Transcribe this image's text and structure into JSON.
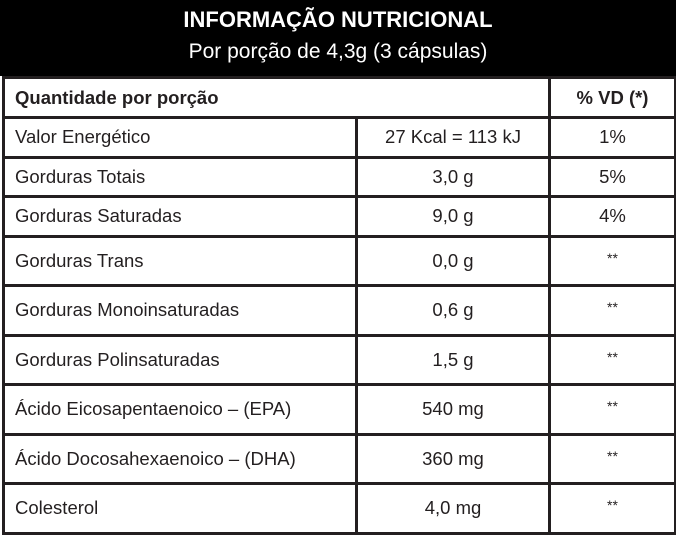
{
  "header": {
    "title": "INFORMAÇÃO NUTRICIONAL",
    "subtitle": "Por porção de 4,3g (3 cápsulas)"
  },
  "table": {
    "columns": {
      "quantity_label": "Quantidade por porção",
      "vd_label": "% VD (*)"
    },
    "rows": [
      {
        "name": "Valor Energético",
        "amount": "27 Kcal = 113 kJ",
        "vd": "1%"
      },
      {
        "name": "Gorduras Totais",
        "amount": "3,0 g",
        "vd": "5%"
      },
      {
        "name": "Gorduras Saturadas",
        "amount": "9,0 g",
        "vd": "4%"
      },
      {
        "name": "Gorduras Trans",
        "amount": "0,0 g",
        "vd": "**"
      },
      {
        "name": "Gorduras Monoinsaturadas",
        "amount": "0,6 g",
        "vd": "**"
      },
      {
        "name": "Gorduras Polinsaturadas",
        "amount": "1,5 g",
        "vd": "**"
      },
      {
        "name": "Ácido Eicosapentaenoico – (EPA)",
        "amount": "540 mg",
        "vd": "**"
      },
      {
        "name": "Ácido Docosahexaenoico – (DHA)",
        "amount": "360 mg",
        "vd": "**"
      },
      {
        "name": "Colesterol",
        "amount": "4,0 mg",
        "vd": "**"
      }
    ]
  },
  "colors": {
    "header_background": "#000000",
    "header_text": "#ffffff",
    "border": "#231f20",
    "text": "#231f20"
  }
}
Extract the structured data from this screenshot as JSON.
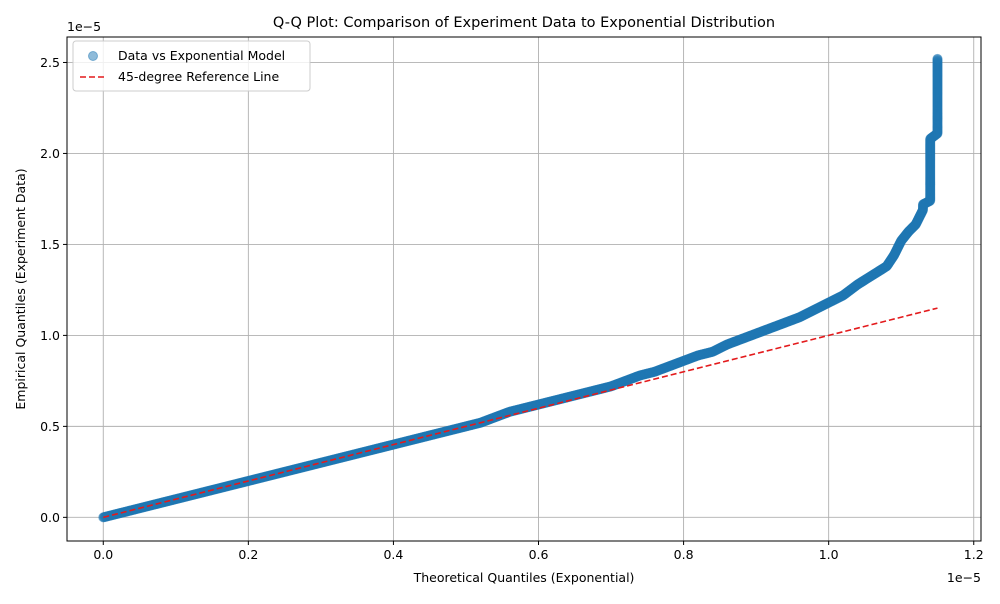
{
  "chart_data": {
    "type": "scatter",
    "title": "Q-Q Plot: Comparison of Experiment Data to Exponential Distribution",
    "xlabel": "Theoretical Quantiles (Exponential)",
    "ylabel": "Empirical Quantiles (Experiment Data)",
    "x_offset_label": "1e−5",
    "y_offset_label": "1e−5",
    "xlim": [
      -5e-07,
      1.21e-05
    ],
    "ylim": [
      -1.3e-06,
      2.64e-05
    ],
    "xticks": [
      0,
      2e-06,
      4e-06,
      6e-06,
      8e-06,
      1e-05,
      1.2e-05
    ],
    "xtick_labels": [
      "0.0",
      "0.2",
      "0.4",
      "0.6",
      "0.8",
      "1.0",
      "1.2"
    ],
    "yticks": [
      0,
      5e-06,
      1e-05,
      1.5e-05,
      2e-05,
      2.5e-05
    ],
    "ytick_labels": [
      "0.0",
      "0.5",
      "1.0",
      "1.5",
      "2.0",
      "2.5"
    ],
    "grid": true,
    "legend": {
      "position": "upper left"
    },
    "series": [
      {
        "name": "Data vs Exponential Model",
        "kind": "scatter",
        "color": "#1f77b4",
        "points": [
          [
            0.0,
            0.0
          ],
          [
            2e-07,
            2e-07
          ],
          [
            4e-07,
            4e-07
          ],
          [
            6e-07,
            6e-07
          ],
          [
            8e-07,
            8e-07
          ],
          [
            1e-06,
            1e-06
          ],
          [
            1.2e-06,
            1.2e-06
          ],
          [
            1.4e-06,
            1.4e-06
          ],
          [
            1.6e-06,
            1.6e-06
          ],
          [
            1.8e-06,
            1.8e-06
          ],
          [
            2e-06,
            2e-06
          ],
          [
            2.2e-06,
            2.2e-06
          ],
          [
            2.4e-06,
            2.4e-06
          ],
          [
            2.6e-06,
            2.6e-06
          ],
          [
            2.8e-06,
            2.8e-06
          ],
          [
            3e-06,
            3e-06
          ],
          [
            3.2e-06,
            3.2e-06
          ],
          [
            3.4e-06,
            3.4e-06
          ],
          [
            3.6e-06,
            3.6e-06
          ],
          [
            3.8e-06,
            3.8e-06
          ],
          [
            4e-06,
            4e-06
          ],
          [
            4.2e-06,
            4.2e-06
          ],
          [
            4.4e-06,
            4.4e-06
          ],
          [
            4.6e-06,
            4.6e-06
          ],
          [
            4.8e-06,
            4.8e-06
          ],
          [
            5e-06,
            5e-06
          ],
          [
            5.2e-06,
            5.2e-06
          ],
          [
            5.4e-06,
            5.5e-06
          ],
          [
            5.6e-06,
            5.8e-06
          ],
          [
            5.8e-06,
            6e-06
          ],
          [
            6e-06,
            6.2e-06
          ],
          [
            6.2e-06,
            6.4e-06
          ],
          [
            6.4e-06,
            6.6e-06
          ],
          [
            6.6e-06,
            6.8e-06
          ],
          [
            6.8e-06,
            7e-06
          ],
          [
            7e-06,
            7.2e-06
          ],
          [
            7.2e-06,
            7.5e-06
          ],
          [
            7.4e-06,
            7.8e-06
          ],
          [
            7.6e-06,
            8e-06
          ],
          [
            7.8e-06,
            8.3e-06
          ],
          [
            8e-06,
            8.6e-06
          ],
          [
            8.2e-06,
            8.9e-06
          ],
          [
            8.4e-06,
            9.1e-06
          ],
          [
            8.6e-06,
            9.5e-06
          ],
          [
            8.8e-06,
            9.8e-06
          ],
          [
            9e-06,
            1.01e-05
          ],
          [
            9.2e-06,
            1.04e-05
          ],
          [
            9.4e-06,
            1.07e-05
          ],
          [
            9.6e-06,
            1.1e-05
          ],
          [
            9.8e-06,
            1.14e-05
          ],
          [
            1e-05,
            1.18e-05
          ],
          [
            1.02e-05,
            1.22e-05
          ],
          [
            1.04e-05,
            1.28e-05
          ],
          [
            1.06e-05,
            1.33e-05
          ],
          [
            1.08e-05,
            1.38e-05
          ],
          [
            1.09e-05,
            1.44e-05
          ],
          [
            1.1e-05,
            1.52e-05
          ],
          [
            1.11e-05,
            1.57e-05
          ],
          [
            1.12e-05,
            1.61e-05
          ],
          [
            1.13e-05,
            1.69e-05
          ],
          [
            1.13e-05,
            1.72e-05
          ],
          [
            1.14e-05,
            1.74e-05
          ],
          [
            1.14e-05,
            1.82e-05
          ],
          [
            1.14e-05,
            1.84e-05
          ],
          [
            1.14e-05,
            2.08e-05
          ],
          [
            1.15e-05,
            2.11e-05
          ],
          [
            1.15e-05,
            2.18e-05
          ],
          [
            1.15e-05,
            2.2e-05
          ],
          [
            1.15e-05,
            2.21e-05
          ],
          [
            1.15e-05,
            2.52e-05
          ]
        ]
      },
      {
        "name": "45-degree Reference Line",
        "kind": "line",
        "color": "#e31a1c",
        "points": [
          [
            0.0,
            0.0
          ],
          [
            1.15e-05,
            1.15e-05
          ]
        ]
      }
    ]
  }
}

__EXERCISE PROMPT__. Strip the images and reproduce the remaining records precisely.

__OUTPUT__.
Transcribe this image's text and structure into JSON.
{
  "header": {
    "title": "INFORMAÇÃO NUTRICIONAL",
    "subtitle": "Por porção de 4,3g (3 cápsulas)"
  },
  "table": {
    "columns": {
      "quantity_label": "Quantidade por porção",
      "vd_label": "% VD (*)"
    },
    "rows": [
      {
        "name": "Valor Energético",
        "amount": "27 Kcal = 113 kJ",
        "vd": "1%"
      },
      {
        "name": "Gorduras Totais",
        "amount": "3,0 g",
        "vd": "5%"
      },
      {
        "name": "Gorduras Saturadas",
        "amount": "9,0 g",
        "vd": "4%"
      },
      {
        "name": "Gorduras Trans",
        "amount": "0,0 g",
        "vd": "**"
      },
      {
        "name": "Gorduras Monoinsaturadas",
        "amount": "0,6 g",
        "vd": "**"
      },
      {
        "name": "Gorduras Polinsaturadas",
        "amount": "1,5 g",
        "vd": "**"
      },
      {
        "name": "Ácido Eicosapentaenoico – (EPA)",
        "amount": "540 mg",
        "vd": "**"
      },
      {
        "name": "Ácido Docosahexaenoico – (DHA)",
        "amount": "360 mg",
        "vd": "**"
      },
      {
        "name": "Colesterol",
        "amount": "4,0 mg",
        "vd": "**"
      }
    ]
  },
  "colors": {
    "header_background": "#000000",
    "header_text": "#ffffff",
    "border": "#231f20",
    "text": "#231f20"
  }
}
Extract the structured data from this screenshot as JSON.
{
  "chart_data": {
    "type": "scatter",
    "title": "Q-Q Plot: Comparison of Experiment Data to Exponential Distribution",
    "xlabel": "Theoretical Quantiles (Exponential)",
    "ylabel": "Empirical Quantiles (Experiment Data)",
    "x_offset_label": "1e−5",
    "y_offset_label": "1e−5",
    "xlim": [
      -5e-07,
      1.21e-05
    ],
    "ylim": [
      -1.3e-06,
      2.64e-05
    ],
    "xticks": [
      0,
      2e-06,
      4e-06,
      6e-06,
      8e-06,
      1e-05,
      1.2e-05
    ],
    "xtick_labels": [
      "0.0",
      "0.2",
      "0.4",
      "0.6",
      "0.8",
      "1.0",
      "1.2"
    ],
    "yticks": [
      0,
      5e-06,
      1e-05,
      1.5e-05,
      2e-05,
      2.5e-05
    ],
    "ytick_labels": [
      "0.0",
      "0.5",
      "1.0",
      "1.5",
      "2.0",
      "2.5"
    ],
    "grid": true,
    "legend": {
      "position": "upper left"
    },
    "series": [
      {
        "name": "Data vs Exponential Model",
        "kind": "scatter",
        "color": "#1f77b4",
        "points": [
          [
            0.0,
            0.0
          ],
          [
            2e-07,
            2e-07
          ],
          [
            4e-07,
            4e-07
          ],
          [
            6e-07,
            6e-07
          ],
          [
            8e-07,
            8e-07
          ],
          [
            1e-06,
            1e-06
          ],
          [
            1.2e-06,
            1.2e-06
          ],
          [
            1.4e-06,
            1.4e-06
          ],
          [
            1.6e-06,
            1.6e-06
          ],
          [
            1.8e-06,
            1.8e-06
          ],
          [
            2e-06,
            2e-06
          ],
          [
            2.2e-06,
            2.2e-06
          ],
          [
            2.4e-06,
            2.4e-06
          ],
          [
            2.6e-06,
            2.6e-06
          ],
          [
            2.8e-06,
            2.8e-06
          ],
          [
            3e-06,
            3e-06
          ],
          [
            3.2e-06,
            3.2e-06
          ],
          [
            3.4e-06,
            3.4e-06
          ],
          [
            3.6e-06,
            3.6e-06
          ],
          [
            3.8e-06,
            3.8e-06
          ],
          [
            4e-06,
            4e-06
          ],
          [
            4.2e-06,
            4.2e-06
          ],
          [
            4.4e-06,
            4.4e-06
          ],
          [
            4.6e-06,
            4.6e-06
          ],
          [
            4.8e-06,
            4.8e-06
          ],
          [
            5e-06,
            5e-06
          ],
          [
            5.2e-06,
            5.2e-06
          ],
          [
            5.4e-06,
            5.5e-06
          ],
          [
            5.6e-06,
            5.8e-06
          ],
          [
            5.8e-06,
            6e-06
          ],
          [
            6e-06,
            6.2e-06
          ],
          [
            6.2e-06,
            6.4e-06
          ],
          [
            6.4e-06,
            6.6e-06
          ],
          [
            6.6e-06,
            6.8e-06
          ],
          [
            6.8e-06,
            7e-06
          ],
          [
            7e-06,
            7.2e-06
          ],
          [
            7.2e-06,
            7.5e-06
          ],
          [
            7.4e-06,
            7.8e-06
          ],
          [
            7.6e-06,
            8e-06
          ],
          [
            7.8e-06,
            8.3e-06
          ],
          [
            8e-06,
            8.6e-06
          ],
          [
            8.2e-06,
            8.9e-06
          ],
          [
            8.4e-06,
            9.1e-06
          ],
          [
            8.6e-06,
            9.5e-06
          ],
          [
            8.8e-06,
            9.8e-06
          ],
          [
            9e-06,
            1.01e-05
          ],
          [
            9.2e-06,
            1.04e-05
          ],
          [
            9.4e-06,
            1.07e-05
          ],
          [
            9.6e-06,
            1.1e-05
          ],
          [
            9.8e-06,
            1.14e-05
          ],
          [
            1e-05,
            1.18e-05
          ],
          [
            1.02e-05,
            1.22e-05
          ],
          [
            1.04e-05,
            1.28e-05
          ],
          [
            1.06e-05,
            1.33e-05
          ],
          [
            1.08e-05,
            1.38e-05
          ],
          [
            1.09e-05,
            1.44e-05
          ],
          [
            1.1e-05,
            1.52e-05
          ],
          [
            1.11e-05,
            1.57e-05
          ],
          [
            1.12e-05,
            1.61e-05
          ],
          [
            1.13e-05,
            1.69e-05
          ],
          [
            1.13e-05,
            1.72e-05
          ],
          [
            1.14e-05,
            1.74e-05
          ],
          [
            1.14e-05,
            1.82e-05
          ],
          [
            1.14e-05,
            1.84e-05
          ],
          [
            1.14e-05,
            2.08e-05
          ],
          [
            1.15e-05,
            2.11e-05
          ],
          [
            1.15e-05,
            2.18e-05
          ],
          [
            1.15e-05,
            2.2e-05
          ],
          [
            1.15e-05,
            2.21e-05
          ],
          [
            1.15e-05,
            2.52e-05
          ]
        ]
      },
      {
        "name": "45-degree Reference Line",
        "kind": "line",
        "color": "#e31a1c",
        "points": [
          [
            0.0,
            0.0
          ],
          [
            1.15e-05,
            1.15e-05
          ]
        ]
      }
    ]
  }
}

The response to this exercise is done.